** BEGIN TASK DATA **

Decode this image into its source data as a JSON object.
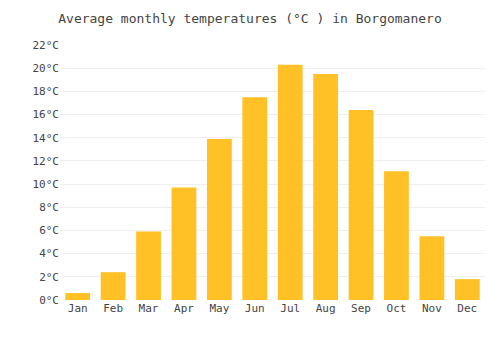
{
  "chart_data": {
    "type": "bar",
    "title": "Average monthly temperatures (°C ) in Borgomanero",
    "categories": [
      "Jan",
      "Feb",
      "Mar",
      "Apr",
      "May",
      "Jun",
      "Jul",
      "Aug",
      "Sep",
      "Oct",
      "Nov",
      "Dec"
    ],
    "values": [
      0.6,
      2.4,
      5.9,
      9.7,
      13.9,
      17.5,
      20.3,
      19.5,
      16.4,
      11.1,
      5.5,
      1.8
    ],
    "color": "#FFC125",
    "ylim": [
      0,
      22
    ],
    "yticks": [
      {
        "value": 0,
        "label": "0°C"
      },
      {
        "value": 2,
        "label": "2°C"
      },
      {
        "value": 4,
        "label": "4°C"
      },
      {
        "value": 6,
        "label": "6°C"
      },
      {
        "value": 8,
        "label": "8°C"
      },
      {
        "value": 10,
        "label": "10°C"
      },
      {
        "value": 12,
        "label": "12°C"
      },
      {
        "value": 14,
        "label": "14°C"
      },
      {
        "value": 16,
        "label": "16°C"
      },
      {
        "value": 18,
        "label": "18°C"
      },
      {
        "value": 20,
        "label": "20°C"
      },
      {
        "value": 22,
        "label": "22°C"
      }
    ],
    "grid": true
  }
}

** END TASK DATA **

PROBLEM TO WORK ON: Your task is to reproduce all of the material exactly. The pictures stay out.

WORKED ANSWER:
Decode this image into its source data as a JSON object.
{
  "chart_data": {
    "type": "bar",
    "title": "Average monthly temperatures (°C ) in Borgomanero",
    "categories": [
      "Jan",
      "Feb",
      "Mar",
      "Apr",
      "May",
      "Jun",
      "Jul",
      "Aug",
      "Sep",
      "Oct",
      "Nov",
      "Dec"
    ],
    "values": [
      0.6,
      2.4,
      5.9,
      9.7,
      13.9,
      17.5,
      20.3,
      19.5,
      16.4,
      11.1,
      5.5,
      1.8
    ],
    "color": "#FFC125",
    "ylim": [
      0,
      22
    ],
    "yticks": [
      {
        "value": 0,
        "label": "0°C"
      },
      {
        "value": 2,
        "label": "2°C"
      },
      {
        "value": 4,
        "label": "4°C"
      },
      {
        "value": 6,
        "label": "6°C"
      },
      {
        "value": 8,
        "label": "8°C"
      },
      {
        "value": 10,
        "label": "10°C"
      },
      {
        "value": 12,
        "label": "12°C"
      },
      {
        "value": 14,
        "label": "14°C"
      },
      {
        "value": 16,
        "label": "16°C"
      },
      {
        "value": 18,
        "label": "18°C"
      },
      {
        "value": 20,
        "label": "20°C"
      },
      {
        "value": 22,
        "label": "22°C"
      }
    ],
    "grid": true
  }
}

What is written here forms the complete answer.